--- BEGIN Items ---

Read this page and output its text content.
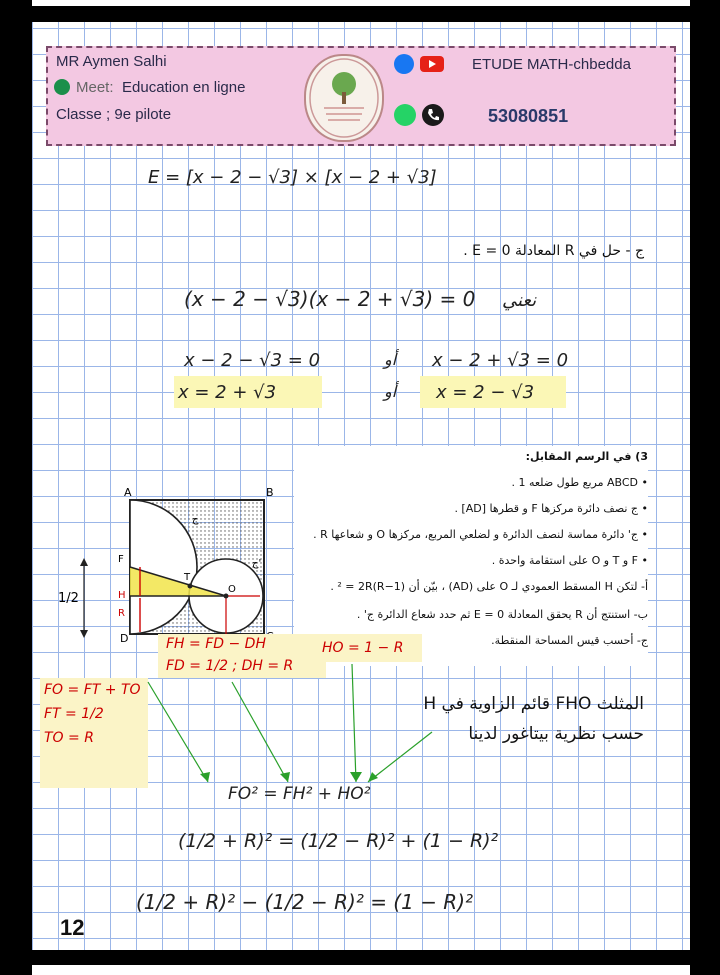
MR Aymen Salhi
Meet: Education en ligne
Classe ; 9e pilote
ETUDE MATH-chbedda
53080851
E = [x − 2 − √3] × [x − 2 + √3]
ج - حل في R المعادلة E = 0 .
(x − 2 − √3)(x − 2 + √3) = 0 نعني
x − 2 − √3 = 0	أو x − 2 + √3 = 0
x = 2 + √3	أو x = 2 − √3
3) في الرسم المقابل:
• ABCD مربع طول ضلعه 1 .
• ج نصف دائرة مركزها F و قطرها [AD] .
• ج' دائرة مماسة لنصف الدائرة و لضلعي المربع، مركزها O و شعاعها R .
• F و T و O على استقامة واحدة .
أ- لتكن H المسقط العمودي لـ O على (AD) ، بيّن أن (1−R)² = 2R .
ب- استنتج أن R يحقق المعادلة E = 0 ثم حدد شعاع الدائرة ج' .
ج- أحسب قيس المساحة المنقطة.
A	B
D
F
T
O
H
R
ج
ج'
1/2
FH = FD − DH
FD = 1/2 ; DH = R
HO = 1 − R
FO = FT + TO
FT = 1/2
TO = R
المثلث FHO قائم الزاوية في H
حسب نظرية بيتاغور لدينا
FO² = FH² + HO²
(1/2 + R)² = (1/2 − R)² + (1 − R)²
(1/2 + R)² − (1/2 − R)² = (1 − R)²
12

--- END Items ---
--- BEGIN Items ---

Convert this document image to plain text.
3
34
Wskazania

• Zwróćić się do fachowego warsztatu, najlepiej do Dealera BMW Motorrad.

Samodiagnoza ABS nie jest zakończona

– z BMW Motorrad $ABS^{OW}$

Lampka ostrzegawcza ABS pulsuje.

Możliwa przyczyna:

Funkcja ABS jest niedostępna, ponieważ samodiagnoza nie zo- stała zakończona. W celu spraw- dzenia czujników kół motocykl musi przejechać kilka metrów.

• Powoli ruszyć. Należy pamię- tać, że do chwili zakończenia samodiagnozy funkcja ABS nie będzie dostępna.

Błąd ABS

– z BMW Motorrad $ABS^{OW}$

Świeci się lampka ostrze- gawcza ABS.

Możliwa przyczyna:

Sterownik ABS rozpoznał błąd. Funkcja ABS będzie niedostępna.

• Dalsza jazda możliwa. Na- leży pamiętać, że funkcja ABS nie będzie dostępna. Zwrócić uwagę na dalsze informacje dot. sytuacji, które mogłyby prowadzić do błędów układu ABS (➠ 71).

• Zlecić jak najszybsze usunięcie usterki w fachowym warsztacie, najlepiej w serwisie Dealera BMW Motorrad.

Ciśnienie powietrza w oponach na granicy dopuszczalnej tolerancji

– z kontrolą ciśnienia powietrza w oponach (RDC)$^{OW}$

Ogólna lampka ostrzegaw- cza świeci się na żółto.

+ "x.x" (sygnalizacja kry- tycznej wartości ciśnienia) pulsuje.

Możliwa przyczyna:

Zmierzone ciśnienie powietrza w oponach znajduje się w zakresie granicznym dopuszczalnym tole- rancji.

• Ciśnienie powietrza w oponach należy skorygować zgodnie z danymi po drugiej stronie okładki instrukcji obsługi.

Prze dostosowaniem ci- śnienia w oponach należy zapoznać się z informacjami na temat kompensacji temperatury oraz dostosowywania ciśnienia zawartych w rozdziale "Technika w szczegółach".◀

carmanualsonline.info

--- END Items ---
--- BEGIN Items ---

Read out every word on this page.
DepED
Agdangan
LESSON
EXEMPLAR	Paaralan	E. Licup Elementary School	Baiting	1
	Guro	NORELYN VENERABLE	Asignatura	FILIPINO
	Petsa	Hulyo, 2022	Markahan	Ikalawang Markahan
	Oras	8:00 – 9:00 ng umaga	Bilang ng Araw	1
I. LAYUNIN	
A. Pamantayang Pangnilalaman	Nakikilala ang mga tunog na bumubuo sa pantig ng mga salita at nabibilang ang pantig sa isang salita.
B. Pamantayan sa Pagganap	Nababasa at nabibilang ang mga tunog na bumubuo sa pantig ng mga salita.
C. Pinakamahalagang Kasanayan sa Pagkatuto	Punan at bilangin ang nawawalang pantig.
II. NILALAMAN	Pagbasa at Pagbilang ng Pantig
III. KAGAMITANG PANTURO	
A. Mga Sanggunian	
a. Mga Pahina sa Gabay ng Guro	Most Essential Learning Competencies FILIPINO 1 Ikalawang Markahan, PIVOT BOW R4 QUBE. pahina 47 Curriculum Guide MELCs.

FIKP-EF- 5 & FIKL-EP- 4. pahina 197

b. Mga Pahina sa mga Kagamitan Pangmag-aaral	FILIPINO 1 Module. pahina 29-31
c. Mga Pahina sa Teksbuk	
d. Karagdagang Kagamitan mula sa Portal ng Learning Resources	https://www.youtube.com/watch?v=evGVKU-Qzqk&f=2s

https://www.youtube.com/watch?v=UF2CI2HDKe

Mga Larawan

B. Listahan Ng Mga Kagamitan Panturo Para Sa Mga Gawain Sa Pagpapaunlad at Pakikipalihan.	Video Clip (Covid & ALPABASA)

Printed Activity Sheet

--- END Items ---

Your instructions>
Look through the material above and pick out each line holding the word "Ikalawang".

Result for this task>
	Petsa	Hulyo, 2022	Markahan	Ikalawang Markahan
a. Mga Pahina sa Gabay ng Guro	Most Essential Learning Competencies FILIPINO 1 Ikalawang Markahan, PIVOT BOW R4 QUBE. pahina 47 Curriculum Guide MELCs.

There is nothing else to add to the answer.